What you need to do: Repeat the lines that follow, leaving nothing out.

Recorded data:
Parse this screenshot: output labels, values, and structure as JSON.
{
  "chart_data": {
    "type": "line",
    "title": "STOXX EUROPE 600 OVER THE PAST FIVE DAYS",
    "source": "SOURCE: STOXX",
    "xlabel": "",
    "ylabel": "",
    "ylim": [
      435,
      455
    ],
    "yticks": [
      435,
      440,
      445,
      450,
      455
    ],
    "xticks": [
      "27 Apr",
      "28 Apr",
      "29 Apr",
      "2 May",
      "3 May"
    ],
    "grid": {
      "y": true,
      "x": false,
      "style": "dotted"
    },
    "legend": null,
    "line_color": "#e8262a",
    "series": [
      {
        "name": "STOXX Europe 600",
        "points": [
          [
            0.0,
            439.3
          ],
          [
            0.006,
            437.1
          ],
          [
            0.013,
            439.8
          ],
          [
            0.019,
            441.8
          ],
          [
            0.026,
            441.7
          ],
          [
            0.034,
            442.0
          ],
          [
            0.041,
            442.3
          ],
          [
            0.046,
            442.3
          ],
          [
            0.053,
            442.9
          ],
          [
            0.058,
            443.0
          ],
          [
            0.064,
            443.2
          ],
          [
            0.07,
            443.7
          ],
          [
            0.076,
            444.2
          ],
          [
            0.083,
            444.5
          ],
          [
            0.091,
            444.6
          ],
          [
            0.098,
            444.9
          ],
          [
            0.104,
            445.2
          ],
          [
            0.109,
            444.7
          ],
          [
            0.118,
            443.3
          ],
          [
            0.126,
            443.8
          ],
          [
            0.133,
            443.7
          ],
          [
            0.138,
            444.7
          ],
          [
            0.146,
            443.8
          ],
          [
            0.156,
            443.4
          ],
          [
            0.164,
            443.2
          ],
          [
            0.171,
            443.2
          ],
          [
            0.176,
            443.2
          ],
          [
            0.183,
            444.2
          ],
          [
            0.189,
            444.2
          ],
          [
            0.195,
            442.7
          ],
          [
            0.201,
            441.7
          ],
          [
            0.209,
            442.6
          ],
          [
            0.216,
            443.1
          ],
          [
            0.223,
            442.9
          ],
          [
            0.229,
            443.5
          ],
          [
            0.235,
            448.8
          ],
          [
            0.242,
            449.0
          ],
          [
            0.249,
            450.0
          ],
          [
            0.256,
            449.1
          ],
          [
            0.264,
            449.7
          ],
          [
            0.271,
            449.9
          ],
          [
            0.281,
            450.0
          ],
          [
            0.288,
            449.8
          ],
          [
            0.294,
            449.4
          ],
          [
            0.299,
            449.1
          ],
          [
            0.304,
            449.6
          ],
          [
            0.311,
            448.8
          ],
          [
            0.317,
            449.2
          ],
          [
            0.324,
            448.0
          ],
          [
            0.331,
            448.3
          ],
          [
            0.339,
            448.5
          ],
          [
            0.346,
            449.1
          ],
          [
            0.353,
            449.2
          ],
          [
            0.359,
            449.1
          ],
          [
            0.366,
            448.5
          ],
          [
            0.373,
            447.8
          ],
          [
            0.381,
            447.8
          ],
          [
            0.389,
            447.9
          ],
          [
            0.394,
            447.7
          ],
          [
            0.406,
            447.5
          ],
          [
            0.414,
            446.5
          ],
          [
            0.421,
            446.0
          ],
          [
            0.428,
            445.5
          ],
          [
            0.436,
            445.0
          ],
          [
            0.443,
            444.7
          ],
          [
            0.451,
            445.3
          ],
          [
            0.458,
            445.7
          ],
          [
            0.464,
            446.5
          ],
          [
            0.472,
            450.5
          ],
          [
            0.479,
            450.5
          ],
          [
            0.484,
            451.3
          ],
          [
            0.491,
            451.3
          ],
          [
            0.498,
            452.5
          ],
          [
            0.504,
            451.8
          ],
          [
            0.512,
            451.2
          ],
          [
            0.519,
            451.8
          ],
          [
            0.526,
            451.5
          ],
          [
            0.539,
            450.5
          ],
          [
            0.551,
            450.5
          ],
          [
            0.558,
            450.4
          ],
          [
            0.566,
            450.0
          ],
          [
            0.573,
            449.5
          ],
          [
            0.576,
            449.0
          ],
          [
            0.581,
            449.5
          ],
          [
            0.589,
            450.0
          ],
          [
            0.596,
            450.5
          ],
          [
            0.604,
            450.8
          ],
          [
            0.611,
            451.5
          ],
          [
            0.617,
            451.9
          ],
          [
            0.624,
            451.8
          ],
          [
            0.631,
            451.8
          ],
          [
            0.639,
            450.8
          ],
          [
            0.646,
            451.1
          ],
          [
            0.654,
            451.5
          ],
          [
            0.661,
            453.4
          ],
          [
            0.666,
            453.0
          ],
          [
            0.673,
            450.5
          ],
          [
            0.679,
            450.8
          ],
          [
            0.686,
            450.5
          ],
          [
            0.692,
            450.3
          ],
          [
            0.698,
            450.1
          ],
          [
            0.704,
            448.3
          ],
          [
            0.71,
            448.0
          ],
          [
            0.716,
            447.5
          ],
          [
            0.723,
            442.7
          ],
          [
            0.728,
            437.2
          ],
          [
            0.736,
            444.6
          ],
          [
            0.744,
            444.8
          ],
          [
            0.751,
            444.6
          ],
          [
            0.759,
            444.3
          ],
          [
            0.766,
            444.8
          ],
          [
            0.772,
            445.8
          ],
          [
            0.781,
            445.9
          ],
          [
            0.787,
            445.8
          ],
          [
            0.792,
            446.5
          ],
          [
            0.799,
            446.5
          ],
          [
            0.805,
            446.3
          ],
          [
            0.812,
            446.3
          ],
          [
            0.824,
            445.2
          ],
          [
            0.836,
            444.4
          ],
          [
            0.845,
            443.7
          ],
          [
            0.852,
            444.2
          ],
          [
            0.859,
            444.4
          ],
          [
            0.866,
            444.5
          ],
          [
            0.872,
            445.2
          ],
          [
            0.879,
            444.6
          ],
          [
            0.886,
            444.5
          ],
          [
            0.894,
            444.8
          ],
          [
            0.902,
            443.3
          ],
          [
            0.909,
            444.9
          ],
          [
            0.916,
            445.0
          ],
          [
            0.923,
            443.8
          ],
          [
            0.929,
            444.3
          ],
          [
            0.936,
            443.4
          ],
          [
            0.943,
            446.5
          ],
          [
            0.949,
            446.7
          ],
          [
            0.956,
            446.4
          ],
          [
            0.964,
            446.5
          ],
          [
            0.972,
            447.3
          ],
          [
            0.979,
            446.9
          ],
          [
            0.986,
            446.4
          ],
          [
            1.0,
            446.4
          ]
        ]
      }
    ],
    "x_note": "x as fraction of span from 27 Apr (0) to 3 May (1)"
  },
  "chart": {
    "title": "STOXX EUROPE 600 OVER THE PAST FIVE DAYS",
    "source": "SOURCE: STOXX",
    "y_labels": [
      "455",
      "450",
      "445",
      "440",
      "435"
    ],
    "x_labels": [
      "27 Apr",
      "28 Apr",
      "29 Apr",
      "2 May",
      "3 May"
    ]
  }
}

Answer to the task:
Parse this screenshot: output labels, values, and structure as JSON.
{
  "chart_data": {
    "type": "line",
    "title": "STOXX EUROPE 600 OVER THE PAST FIVE DAYS",
    "source": "SOURCE: STOXX",
    "xlabel": "",
    "ylabel": "",
    "ylim": [
      435,
      455
    ],
    "yticks": [
      435,
      440,
      445,
      450,
      455
    ],
    "xticks": [
      "27 Apr",
      "28 Apr",
      "29 Apr",
      "2 May",
      "3 May"
    ],
    "grid": {
      "y": true,
      "x": false,
      "style": "dotted"
    },
    "legend": null,
    "line_color": "#e8262a",
    "series": [
      {
        "name": "STOXX Europe 600",
        "points": [
          [
            0.0,
            439.3
          ],
          [
            0.006,
            437.1
          ],
          [
            0.013,
            439.8
          ],
          [
            0.019,
            441.8
          ],
          [
            0.026,
            441.7
          ],
          [
            0.034,
            442.0
          ],
          [
            0.041,
            442.3
          ],
          [
            0.046,
            442.3
          ],
          [
            0.053,
            442.9
          ],
          [
            0.058,
            443.0
          ],
          [
            0.064,
            443.2
          ],
          [
            0.07,
            443.7
          ],
          [
            0.076,
            444.2
          ],
          [
            0.083,
            444.5
          ],
          [
            0.091,
            444.6
          ],
          [
            0.098,
            444.9
          ],
          [
            0.104,
            445.2
          ],
          [
            0.109,
            444.7
          ],
          [
            0.118,
            443.3
          ],
          [
            0.126,
            443.8
          ],
          [
            0.133,
            443.7
          ],
          [
            0.138,
            444.7
          ],
          [
            0.146,
            443.8
          ],
          [
            0.156,
            443.4
          ],
          [
            0.164,
            443.2
          ],
          [
            0.171,
            443.2
          ],
          [
            0.176,
            443.2
          ],
          [
            0.183,
            444.2
          ],
          [
            0.189,
            444.2
          ],
          [
            0.195,
            442.7
          ],
          [
            0.201,
            441.7
          ],
          [
            0.209,
            442.6
          ],
          [
            0.216,
            443.1
          ],
          [
            0.223,
            442.9
          ],
          [
            0.229,
            443.5
          ],
          [
            0.235,
            448.8
          ],
          [
            0.242,
            449.0
          ],
          [
            0.249,
            450.0
          ],
          [
            0.256,
            449.1
          ],
          [
            0.264,
            449.7
          ],
          [
            0.271,
            449.9
          ],
          [
            0.281,
            450.0
          ],
          [
            0.288,
            449.8
          ],
          [
            0.294,
            449.4
          ],
          [
            0.299,
            449.1
          ],
          [
            0.304,
            449.6
          ],
          [
            0.311,
            448.8
          ],
          [
            0.317,
            449.2
          ],
          [
            0.324,
            448.0
          ],
          [
            0.331,
            448.3
          ],
          [
            0.339,
            448.5
          ],
          [
            0.346,
            449.1
          ],
          [
            0.353,
            449.2
          ],
          [
            0.359,
            449.1
          ],
          [
            0.366,
            448.5
          ],
          [
            0.373,
            447.8
          ],
          [
            0.381,
            447.8
          ],
          [
            0.389,
            447.9
          ],
          [
            0.394,
            447.7
          ],
          [
            0.406,
            447.5
          ],
          [
            0.414,
            446.5
          ],
          [
            0.421,
            446.0
          ],
          [
            0.428,
            445.5
          ],
          [
            0.436,
            445.0
          ],
          [
            0.443,
            444.7
          ],
          [
            0.451,
            445.3
          ],
          [
            0.458,
            445.7
          ],
          [
            0.464,
            446.5
          ],
          [
            0.472,
            450.5
          ],
          [
            0.479,
            450.5
          ],
          [
            0.484,
            451.3
          ],
          [
            0.491,
            451.3
          ],
          [
            0.498,
            452.5
          ],
          [
            0.504,
            451.8
          ],
          [
            0.512,
            451.2
          ],
          [
            0.519,
            451.8
          ],
          [
            0.526,
            451.5
          ],
          [
            0.539,
            450.5
          ],
          [
            0.551,
            450.5
          ],
          [
            0.558,
            450.4
          ],
          [
            0.566,
            450.0
          ],
          [
            0.573,
            449.5
          ],
          [
            0.576,
            449.0
          ],
          [
            0.581,
            449.5
          ],
          [
            0.589,
            450.0
          ],
          [
            0.596,
            450.5
          ],
          [
            0.604,
            450.8
          ],
          [
            0.611,
            451.5
          ],
          [
            0.617,
            451.9
          ],
          [
            0.624,
            451.8
          ],
          [
            0.631,
            451.8
          ],
          [
            0.639,
            450.8
          ],
          [
            0.646,
            451.1
          ],
          [
            0.654,
            451.5
          ],
          [
            0.661,
            453.4
          ],
          [
            0.666,
            453.0
          ],
          [
            0.673,
            450.5
          ],
          [
            0.679,
            450.8
          ],
          [
            0.686,
            450.5
          ],
          [
            0.692,
            450.3
          ],
          [
            0.698,
            450.1
          ],
          [
            0.704,
            448.3
          ],
          [
            0.71,
            448.0
          ],
          [
            0.716,
            447.5
          ],
          [
            0.723,
            442.7
          ],
          [
            0.728,
            437.2
          ],
          [
            0.736,
            444.6
          ],
          [
            0.744,
            444.8
          ],
          [
            0.751,
            444.6
          ],
          [
            0.759,
            444.3
          ],
          [
            0.766,
            444.8
          ],
          [
            0.772,
            445.8
          ],
          [
            0.781,
            445.9
          ],
          [
            0.787,
            445.8
          ],
          [
            0.792,
            446.5
          ],
          [
            0.799,
            446.5
          ],
          [
            0.805,
            446.3
          ],
          [
            0.812,
            446.3
          ],
          [
            0.824,
            445.2
          ],
          [
            0.836,
            444.4
          ],
          [
            0.845,
            443.7
          ],
          [
            0.852,
            444.2
          ],
          [
            0.859,
            444.4
          ],
          [
            0.866,
            444.5
          ],
          [
            0.872,
            445.2
          ],
          [
            0.879,
            444.6
          ],
          [
            0.886,
            444.5
          ],
          [
            0.894,
            444.8
          ],
          [
            0.902,
            443.3
          ],
          [
            0.909,
            444.9
          ],
          [
            0.916,
            445.0
          ],
          [
            0.923,
            443.8
          ],
          [
            0.929,
            444.3
          ],
          [
            0.936,
            443.4
          ],
          [
            0.943,
            446.5
          ],
          [
            0.949,
            446.7
          ],
          [
            0.956,
            446.4
          ],
          [
            0.964,
            446.5
          ],
          [
            0.972,
            447.3
          ],
          [
            0.979,
            446.9
          ],
          [
            0.986,
            446.4
          ],
          [
            1.0,
            446.4
          ]
        ]
      }
    ],
    "x_note": "x as fraction of span from 27 Apr (0) to 3 May (1)"
  },
  "chart": {
    "title": "STOXX EUROPE 600 OVER THE PAST FIVE DAYS",
    "source": "SOURCE: STOXX",
    "y_labels": [
      "455",
      "450",
      "445",
      "440",
      "435"
    ],
    "x_labels": [
      "27 Apr",
      "28 Apr",
      "29 Apr",
      "2 May",
      "3 May"
    ]
  }
}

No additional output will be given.